[WHAT IS EXPECTED]
Every line that holds the string "this" is to be identified and copied.
[START AVAILABLE DATA]
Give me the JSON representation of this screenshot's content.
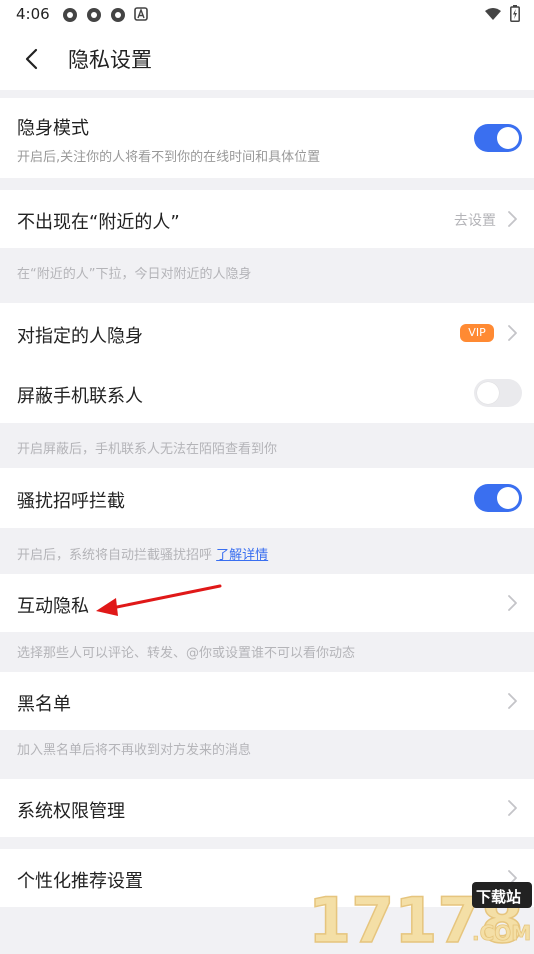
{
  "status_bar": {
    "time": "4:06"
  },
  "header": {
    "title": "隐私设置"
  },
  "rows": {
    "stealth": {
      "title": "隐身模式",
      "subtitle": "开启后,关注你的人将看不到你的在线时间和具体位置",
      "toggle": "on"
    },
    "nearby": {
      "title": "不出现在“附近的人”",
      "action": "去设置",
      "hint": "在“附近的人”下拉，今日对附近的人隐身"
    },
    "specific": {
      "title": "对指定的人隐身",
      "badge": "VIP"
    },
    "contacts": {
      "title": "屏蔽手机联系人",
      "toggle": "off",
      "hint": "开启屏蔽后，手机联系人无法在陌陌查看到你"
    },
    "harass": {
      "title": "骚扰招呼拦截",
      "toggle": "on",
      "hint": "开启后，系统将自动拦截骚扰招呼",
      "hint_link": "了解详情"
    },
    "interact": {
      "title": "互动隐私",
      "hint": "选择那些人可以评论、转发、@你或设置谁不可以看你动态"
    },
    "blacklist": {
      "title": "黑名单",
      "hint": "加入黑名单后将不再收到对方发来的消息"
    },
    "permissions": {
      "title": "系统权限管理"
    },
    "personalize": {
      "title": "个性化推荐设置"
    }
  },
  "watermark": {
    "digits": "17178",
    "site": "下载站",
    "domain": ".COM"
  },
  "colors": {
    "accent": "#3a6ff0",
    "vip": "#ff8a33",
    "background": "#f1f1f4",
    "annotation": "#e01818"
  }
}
[END AVAILABLE DATA]
[START AVAILABLE DATA]
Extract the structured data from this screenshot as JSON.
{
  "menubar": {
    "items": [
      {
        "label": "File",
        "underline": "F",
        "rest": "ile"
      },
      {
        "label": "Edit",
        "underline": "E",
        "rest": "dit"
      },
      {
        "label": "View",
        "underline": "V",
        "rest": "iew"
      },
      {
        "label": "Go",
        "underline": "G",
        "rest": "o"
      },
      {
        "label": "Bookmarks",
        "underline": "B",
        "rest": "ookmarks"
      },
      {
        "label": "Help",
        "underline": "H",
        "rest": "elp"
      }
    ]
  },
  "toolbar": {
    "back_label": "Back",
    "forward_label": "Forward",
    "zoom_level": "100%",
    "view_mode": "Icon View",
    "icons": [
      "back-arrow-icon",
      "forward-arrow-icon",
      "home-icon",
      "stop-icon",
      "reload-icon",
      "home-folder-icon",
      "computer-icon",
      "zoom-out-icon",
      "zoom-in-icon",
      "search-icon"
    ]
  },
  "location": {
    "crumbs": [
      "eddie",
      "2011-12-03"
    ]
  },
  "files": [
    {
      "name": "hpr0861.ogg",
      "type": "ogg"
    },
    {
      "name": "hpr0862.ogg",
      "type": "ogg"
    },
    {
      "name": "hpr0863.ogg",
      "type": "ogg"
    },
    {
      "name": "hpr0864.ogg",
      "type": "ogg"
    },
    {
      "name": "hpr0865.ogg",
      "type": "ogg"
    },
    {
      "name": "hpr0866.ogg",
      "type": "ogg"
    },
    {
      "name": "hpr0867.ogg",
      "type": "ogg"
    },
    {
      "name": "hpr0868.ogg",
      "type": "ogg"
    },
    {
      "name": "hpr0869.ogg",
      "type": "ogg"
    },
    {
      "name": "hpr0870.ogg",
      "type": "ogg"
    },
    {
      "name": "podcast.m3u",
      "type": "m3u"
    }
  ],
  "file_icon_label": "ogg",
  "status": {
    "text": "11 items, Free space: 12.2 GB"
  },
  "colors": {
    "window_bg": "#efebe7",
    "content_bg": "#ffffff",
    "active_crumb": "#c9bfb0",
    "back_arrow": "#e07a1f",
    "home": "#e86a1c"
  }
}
[END AVAILABLE DATA]
[FINISHED ANSWER]
Give me the JSON representation of this screenshot's content.
Extract the structured data from this screenshot as JSON.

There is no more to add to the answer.